Rows:
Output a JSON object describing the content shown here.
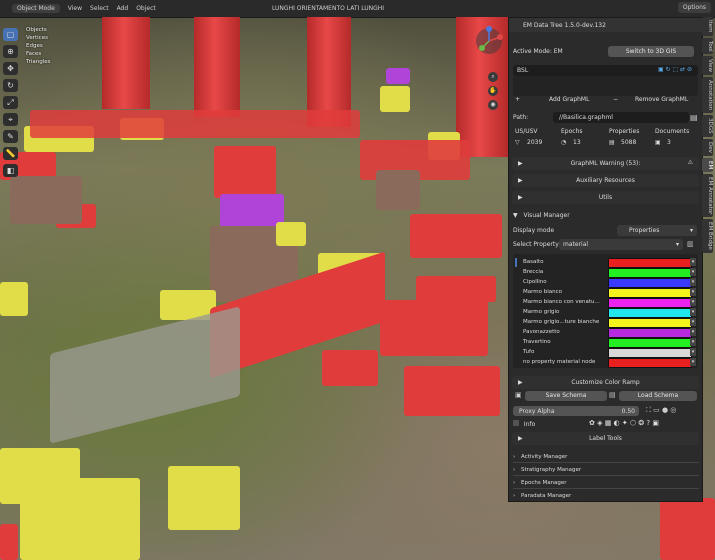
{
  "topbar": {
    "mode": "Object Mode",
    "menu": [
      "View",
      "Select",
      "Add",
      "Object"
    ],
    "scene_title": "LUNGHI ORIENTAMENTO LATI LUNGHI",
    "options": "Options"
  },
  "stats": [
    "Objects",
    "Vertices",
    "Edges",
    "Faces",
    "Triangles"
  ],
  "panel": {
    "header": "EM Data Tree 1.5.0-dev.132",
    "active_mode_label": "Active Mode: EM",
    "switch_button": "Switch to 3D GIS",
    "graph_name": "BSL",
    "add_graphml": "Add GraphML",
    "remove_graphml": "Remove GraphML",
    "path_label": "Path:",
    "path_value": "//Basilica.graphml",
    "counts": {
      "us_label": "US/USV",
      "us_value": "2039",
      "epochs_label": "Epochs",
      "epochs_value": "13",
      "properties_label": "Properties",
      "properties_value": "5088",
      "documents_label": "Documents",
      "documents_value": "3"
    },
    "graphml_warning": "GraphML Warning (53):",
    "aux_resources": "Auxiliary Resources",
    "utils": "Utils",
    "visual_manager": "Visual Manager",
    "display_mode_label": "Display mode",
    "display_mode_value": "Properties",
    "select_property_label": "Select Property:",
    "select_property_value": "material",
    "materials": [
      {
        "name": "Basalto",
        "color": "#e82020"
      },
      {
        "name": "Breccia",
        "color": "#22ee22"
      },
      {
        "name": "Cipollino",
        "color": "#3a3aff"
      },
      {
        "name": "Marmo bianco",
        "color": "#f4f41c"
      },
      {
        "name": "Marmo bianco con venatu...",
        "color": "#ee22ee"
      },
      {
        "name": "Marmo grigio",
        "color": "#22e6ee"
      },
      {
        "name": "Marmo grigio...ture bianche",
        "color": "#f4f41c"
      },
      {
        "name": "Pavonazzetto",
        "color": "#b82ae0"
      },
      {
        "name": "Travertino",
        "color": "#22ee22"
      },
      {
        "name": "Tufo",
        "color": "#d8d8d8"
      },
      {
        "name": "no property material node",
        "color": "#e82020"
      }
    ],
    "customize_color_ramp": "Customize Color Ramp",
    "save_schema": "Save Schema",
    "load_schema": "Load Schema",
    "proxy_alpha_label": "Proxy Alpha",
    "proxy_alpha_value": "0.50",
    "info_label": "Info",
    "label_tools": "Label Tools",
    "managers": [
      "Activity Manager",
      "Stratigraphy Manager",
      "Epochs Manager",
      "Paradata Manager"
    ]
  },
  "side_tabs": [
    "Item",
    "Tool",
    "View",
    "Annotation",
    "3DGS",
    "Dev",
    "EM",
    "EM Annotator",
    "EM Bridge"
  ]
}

--

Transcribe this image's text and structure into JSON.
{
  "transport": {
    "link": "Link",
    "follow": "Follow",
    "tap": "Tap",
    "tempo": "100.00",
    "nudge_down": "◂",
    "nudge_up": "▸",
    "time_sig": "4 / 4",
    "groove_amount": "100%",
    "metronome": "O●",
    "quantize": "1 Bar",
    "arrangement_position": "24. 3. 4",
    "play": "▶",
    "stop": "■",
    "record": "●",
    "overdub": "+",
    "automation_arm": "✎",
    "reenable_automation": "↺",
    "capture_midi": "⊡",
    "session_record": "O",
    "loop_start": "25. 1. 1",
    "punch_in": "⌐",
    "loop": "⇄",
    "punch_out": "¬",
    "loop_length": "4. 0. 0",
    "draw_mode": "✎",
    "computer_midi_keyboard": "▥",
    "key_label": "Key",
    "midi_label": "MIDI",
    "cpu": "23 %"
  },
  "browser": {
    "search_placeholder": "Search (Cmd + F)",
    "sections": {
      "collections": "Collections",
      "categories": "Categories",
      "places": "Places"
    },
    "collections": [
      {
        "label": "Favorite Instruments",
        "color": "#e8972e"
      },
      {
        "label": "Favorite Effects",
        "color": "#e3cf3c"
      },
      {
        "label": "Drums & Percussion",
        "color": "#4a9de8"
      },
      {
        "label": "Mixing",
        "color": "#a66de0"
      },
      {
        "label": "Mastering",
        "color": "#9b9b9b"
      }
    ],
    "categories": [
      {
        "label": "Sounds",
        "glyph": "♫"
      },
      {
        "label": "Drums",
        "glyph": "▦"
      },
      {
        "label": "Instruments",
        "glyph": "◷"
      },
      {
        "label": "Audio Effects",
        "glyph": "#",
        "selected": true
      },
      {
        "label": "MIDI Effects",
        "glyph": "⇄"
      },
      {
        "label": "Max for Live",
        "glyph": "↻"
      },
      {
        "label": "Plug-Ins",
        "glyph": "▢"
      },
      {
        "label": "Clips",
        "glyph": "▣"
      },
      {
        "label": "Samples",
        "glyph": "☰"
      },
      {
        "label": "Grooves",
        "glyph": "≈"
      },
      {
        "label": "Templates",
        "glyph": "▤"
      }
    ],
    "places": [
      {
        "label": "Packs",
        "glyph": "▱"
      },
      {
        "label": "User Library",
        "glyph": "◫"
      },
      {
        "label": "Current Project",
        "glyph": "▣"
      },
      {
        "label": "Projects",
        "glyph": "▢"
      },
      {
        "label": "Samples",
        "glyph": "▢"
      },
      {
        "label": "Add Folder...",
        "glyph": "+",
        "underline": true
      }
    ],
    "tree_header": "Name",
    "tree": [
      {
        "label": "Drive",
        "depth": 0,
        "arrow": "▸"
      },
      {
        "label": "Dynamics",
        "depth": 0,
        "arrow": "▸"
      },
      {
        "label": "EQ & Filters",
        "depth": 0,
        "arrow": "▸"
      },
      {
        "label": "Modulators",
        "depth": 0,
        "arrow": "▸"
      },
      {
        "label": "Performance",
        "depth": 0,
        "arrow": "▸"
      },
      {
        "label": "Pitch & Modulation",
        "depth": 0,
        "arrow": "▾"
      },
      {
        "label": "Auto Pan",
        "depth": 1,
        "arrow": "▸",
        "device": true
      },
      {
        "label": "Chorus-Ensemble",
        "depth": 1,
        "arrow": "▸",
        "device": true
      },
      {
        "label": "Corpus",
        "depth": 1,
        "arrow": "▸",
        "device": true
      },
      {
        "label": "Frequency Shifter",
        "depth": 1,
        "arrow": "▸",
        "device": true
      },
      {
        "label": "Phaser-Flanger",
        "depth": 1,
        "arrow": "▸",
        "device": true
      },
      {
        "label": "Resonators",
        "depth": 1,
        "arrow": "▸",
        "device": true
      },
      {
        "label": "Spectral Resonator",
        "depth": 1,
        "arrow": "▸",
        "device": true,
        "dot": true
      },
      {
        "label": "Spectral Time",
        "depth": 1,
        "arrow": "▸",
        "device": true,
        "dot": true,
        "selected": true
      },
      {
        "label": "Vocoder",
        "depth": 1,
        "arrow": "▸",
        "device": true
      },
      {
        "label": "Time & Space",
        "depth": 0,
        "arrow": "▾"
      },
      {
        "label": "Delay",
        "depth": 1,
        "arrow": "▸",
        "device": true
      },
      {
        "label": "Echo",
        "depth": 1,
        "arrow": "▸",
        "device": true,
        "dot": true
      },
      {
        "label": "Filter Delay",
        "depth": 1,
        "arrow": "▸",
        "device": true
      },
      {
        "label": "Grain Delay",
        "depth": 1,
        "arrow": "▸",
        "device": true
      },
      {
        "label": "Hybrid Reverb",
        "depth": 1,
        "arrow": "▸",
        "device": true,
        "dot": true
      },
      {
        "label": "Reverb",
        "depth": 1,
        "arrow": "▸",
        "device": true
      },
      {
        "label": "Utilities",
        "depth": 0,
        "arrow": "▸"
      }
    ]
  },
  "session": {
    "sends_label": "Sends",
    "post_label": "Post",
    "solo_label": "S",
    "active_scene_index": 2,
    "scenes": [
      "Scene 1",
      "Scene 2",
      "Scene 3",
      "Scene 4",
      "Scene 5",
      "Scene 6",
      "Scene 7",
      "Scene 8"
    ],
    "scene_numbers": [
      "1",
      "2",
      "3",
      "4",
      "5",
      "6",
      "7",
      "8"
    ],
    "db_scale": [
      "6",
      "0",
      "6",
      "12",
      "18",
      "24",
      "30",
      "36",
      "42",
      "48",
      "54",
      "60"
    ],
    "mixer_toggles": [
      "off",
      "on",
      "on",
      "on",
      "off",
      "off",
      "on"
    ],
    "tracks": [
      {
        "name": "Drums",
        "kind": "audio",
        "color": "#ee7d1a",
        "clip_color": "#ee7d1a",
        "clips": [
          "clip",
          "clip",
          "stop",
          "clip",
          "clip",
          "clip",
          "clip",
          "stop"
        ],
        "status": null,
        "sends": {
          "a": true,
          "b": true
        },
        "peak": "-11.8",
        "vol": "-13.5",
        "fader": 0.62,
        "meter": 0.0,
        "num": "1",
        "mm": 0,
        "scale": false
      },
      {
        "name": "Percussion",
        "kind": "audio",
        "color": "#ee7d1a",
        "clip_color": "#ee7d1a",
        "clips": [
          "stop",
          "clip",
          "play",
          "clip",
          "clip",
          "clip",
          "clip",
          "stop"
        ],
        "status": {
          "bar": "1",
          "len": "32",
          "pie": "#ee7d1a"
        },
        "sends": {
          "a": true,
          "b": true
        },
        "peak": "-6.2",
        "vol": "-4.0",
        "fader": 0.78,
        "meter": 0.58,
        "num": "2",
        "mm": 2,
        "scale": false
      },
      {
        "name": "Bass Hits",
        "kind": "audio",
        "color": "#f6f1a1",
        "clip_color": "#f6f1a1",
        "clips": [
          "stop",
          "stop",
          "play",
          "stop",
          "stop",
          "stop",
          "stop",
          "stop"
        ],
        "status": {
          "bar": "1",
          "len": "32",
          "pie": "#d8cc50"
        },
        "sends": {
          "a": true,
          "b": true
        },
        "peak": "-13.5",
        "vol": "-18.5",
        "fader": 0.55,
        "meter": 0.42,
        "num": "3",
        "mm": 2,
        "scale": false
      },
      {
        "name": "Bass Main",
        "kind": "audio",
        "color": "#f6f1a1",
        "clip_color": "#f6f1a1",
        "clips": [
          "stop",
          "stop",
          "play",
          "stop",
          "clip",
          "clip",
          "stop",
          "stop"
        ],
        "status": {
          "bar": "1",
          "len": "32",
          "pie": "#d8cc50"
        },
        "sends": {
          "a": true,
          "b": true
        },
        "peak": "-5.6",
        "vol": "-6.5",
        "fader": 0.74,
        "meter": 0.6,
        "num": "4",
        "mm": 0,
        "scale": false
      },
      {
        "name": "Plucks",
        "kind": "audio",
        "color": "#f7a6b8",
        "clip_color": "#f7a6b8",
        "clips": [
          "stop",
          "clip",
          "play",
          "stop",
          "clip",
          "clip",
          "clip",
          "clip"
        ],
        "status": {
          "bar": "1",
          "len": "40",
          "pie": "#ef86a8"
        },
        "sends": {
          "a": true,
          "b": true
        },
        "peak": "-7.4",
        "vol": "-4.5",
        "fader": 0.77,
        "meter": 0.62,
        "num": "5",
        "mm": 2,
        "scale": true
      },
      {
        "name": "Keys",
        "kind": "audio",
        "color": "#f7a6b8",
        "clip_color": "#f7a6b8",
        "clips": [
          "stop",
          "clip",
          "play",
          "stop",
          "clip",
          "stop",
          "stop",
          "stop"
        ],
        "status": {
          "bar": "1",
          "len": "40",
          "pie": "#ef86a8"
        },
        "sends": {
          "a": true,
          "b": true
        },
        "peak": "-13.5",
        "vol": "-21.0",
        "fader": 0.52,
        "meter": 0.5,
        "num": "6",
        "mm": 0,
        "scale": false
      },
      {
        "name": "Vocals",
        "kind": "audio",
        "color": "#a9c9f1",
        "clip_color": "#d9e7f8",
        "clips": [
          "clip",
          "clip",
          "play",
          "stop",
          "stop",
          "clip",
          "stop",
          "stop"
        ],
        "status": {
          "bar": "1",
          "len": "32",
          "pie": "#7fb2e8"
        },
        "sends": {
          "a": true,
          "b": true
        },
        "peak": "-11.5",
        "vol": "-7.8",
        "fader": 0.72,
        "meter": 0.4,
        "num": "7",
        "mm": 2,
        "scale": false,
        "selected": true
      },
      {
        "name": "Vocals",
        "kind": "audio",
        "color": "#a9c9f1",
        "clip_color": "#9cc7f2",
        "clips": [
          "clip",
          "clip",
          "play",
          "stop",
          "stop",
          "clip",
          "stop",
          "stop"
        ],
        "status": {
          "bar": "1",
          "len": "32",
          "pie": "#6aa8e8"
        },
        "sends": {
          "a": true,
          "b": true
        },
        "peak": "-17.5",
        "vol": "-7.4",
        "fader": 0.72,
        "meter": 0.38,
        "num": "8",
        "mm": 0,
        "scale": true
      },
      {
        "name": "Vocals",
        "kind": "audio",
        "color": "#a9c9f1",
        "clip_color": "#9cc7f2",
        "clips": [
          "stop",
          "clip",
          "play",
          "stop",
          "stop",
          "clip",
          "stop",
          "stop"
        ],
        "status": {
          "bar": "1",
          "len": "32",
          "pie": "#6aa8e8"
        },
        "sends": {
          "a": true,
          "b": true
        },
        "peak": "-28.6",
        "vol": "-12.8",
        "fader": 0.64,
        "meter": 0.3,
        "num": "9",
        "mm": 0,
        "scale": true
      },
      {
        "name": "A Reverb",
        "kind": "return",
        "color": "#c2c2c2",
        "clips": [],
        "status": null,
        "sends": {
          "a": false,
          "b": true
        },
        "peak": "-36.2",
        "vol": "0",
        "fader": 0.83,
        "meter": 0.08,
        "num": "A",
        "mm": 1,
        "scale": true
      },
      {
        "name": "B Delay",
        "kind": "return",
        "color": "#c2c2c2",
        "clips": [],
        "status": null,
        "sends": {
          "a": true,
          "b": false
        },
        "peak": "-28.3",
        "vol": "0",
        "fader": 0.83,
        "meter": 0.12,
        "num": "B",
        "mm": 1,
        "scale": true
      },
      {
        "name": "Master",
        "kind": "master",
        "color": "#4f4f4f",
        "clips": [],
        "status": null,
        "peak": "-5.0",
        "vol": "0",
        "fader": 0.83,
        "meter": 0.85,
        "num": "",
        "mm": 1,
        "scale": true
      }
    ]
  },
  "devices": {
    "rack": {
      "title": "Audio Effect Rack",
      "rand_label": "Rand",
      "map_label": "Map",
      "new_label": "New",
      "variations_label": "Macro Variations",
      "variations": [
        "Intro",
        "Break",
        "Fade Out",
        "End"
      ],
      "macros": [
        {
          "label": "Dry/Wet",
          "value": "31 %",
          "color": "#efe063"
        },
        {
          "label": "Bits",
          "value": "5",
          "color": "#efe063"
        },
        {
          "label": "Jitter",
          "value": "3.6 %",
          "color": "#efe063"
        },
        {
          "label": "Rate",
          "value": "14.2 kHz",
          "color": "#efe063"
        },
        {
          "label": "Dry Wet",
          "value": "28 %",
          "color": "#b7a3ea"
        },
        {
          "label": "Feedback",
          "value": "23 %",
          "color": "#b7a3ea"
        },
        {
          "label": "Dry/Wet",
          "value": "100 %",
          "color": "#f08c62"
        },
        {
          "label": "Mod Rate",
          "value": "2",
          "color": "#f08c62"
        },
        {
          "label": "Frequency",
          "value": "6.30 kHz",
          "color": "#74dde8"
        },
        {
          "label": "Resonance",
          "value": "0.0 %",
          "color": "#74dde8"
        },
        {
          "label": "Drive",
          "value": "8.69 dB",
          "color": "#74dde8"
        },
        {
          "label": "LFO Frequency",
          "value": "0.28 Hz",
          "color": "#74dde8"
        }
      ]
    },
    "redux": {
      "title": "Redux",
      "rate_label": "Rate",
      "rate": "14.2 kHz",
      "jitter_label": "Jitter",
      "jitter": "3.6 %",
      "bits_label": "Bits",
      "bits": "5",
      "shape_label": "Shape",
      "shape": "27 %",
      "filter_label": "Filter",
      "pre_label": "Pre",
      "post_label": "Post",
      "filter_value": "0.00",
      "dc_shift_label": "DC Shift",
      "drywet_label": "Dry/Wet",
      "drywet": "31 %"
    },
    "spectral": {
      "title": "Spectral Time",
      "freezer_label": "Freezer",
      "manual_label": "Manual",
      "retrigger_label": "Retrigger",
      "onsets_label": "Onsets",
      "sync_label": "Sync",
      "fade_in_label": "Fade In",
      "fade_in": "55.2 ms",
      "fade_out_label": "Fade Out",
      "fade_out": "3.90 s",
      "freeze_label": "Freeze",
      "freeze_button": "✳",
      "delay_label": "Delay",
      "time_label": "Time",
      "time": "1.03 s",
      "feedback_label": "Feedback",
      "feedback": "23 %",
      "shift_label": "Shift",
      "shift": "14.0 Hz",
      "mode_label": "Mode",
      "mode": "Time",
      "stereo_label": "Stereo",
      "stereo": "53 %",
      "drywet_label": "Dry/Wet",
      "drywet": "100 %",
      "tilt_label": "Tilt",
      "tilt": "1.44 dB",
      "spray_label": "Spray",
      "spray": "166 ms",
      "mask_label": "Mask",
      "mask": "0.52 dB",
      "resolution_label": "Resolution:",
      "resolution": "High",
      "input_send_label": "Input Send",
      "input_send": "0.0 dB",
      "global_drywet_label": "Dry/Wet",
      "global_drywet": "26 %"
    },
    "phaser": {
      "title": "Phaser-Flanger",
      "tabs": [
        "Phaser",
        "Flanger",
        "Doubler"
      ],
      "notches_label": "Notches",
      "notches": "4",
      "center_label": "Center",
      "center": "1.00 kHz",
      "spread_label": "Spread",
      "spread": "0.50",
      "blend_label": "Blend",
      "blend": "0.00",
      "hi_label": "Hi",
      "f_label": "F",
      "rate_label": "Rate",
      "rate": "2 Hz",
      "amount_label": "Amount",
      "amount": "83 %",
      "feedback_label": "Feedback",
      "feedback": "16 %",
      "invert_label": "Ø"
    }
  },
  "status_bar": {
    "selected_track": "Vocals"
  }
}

Short exercise: Report only how many lines in the entries contain "meter".

Problem solution: 12